What is needed
Look for "Power" in each line of the entries, and return the matching lines.

[Figure contents as structured data]
-----
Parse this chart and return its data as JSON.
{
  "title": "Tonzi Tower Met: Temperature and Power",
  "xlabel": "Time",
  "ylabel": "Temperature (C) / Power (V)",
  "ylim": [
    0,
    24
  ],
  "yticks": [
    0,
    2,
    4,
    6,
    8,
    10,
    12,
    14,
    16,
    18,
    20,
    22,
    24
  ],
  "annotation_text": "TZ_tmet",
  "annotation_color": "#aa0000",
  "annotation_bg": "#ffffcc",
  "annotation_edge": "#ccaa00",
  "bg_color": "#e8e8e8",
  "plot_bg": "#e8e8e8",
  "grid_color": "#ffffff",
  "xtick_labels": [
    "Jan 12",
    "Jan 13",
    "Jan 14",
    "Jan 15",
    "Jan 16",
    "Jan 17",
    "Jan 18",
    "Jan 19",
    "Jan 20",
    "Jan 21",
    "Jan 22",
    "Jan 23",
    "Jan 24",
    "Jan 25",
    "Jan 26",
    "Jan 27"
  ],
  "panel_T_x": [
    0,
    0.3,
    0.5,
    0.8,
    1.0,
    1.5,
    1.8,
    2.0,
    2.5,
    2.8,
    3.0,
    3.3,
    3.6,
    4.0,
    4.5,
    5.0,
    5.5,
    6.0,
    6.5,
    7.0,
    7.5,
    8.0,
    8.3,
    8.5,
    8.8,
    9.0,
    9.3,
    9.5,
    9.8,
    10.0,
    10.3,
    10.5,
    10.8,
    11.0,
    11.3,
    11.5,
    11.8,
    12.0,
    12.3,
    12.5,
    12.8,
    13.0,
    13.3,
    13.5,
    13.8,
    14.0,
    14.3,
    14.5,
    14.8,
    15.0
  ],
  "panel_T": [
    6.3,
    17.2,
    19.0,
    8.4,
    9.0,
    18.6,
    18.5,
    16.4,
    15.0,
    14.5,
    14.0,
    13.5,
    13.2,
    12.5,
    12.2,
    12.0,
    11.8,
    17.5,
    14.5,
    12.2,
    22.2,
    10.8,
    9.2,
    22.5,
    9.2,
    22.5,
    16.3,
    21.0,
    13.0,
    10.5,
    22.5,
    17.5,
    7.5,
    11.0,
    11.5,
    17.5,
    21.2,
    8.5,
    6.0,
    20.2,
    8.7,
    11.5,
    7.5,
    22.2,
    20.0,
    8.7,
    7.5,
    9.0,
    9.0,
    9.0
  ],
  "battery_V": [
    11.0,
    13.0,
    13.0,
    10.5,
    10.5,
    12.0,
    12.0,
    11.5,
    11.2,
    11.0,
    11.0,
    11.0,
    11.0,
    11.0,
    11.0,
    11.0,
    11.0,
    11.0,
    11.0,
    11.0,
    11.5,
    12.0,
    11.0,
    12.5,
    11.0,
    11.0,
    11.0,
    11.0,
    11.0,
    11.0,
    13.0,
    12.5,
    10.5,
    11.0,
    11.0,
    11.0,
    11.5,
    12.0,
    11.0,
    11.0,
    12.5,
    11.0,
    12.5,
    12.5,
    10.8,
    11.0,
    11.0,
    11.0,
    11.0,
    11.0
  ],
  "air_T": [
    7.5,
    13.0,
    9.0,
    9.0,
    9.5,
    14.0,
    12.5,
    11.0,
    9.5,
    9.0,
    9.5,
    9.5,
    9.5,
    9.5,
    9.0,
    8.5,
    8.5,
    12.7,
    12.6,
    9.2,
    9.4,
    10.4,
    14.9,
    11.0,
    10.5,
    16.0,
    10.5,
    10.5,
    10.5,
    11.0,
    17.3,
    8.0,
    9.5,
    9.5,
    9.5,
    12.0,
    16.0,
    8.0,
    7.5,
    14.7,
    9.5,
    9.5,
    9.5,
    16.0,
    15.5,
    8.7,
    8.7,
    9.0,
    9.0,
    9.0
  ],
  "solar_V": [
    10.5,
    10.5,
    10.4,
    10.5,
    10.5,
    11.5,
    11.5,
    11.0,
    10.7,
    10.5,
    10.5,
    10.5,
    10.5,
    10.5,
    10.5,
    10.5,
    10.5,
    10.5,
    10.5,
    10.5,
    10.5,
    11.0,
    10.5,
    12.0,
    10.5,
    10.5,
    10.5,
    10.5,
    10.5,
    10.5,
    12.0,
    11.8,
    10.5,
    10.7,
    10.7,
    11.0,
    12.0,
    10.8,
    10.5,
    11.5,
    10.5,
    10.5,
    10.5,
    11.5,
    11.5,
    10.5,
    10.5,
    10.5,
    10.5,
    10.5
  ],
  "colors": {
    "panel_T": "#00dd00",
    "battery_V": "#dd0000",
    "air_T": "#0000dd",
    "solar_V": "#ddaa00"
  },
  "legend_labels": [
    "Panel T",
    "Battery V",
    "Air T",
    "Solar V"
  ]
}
-----
Reply
  "title": "Tonzi Tower Met: Temperature and Power",
  "ylabel": "Temperature (C) / Power (V)",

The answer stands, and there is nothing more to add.